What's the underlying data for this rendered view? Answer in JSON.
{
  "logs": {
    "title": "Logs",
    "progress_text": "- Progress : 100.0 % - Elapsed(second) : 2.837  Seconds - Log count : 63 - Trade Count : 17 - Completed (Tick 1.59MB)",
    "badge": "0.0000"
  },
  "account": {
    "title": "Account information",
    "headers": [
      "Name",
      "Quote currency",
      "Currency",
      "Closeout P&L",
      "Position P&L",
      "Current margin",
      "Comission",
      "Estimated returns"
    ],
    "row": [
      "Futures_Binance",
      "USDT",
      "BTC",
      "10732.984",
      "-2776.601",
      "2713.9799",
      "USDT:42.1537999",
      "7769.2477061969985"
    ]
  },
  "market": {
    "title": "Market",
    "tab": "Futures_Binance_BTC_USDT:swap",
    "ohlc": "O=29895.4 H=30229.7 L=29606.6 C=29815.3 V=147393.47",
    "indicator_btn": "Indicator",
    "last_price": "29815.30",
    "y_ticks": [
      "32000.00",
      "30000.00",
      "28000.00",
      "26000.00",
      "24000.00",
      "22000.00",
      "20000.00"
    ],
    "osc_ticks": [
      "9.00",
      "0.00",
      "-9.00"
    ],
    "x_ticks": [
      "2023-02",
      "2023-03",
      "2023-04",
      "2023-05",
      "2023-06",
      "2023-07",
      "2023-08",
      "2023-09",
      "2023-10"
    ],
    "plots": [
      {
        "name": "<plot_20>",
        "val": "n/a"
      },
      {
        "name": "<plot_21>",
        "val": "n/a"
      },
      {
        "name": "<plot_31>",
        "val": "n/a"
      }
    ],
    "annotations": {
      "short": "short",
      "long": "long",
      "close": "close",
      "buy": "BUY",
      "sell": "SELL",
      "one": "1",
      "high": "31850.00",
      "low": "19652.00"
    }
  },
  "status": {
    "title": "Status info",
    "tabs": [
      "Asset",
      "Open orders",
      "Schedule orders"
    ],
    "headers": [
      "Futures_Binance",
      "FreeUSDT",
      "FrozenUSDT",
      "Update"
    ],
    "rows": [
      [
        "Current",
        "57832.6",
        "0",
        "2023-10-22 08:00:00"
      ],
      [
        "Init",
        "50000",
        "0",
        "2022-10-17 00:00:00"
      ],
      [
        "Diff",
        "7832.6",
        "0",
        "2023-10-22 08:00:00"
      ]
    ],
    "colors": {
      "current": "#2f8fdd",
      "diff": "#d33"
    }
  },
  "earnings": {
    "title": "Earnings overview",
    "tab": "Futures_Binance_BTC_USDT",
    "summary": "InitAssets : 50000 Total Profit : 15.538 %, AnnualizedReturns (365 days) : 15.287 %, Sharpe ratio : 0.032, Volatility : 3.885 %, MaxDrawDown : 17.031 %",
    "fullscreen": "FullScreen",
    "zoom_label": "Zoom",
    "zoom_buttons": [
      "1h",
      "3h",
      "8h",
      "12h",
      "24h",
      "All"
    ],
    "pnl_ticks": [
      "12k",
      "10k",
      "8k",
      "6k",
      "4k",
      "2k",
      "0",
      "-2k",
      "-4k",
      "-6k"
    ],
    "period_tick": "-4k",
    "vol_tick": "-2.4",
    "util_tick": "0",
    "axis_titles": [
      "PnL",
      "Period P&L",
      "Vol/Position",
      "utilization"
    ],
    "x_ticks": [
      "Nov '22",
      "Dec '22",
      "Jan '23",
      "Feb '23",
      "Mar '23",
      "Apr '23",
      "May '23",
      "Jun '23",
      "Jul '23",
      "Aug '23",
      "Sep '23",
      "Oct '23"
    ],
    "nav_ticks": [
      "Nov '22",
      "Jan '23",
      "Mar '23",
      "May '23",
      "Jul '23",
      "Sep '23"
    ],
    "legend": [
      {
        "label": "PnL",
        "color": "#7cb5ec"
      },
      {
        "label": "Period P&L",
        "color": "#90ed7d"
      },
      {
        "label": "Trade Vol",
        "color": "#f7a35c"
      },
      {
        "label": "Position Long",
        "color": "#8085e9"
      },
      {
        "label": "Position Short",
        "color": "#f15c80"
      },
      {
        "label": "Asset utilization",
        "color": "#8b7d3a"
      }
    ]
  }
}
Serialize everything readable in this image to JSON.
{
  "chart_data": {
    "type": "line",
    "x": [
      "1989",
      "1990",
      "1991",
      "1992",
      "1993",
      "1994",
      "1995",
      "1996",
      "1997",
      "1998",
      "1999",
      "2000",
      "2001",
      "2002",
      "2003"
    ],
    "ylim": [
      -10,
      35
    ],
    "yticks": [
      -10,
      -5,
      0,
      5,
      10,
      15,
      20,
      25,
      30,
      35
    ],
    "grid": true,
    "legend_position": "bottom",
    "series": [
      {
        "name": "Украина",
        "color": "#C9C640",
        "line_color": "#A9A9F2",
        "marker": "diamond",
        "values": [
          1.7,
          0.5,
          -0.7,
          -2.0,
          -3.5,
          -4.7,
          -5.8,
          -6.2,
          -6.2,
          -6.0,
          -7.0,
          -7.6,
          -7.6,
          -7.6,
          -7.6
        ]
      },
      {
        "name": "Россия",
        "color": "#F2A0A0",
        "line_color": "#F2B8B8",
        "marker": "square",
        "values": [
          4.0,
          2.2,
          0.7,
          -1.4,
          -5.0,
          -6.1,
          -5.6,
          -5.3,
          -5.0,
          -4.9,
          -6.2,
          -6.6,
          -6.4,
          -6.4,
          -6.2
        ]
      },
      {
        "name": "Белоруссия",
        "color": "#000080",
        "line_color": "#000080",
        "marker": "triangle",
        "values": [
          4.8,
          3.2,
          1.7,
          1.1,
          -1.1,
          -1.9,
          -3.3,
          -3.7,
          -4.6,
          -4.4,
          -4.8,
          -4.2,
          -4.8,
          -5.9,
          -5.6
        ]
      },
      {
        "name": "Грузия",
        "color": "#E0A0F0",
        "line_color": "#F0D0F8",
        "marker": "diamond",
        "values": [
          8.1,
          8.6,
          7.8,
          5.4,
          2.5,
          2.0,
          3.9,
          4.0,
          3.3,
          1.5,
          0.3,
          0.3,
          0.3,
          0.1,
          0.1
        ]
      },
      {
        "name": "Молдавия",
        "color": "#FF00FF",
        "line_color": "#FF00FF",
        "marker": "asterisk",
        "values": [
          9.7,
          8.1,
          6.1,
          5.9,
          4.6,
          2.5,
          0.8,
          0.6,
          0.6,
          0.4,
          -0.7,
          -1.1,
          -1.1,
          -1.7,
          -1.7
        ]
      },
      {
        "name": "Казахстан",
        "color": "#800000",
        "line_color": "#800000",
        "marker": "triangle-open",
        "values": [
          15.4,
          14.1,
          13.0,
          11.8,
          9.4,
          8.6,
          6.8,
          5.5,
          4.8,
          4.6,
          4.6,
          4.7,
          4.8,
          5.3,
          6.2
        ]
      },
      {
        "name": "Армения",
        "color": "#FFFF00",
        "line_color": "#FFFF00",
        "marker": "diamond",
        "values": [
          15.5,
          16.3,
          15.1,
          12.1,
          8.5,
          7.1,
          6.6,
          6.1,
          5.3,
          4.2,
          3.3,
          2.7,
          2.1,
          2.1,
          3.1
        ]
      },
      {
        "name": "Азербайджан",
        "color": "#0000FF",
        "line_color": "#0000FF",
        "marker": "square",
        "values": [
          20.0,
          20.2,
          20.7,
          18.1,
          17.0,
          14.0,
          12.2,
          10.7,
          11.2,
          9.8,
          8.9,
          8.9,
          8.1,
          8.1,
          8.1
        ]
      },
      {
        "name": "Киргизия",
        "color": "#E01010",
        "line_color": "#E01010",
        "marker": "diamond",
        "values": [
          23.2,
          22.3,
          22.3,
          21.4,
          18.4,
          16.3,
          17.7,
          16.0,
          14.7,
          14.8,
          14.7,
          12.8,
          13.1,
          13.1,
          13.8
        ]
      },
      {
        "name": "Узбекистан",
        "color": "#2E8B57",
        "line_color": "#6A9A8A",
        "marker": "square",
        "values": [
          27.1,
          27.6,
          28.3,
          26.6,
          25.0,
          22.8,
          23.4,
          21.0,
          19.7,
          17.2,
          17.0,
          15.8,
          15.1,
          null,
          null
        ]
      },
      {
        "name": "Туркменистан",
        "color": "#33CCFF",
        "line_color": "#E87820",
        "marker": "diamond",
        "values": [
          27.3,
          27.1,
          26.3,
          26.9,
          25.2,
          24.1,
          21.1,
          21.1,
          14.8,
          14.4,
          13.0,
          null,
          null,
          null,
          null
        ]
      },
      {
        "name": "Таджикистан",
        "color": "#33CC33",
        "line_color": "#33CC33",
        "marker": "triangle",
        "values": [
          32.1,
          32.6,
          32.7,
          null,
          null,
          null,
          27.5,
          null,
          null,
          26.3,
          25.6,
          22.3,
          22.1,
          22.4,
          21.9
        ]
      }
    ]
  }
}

──────────

WHAT IS BEING ASKED:
Extract every line containing the string "this" from the data above.

TASK RESPONSE:
What's the underlying data for this rendered view? Answer in JSON.
Serialize everything readable in this image to JSON.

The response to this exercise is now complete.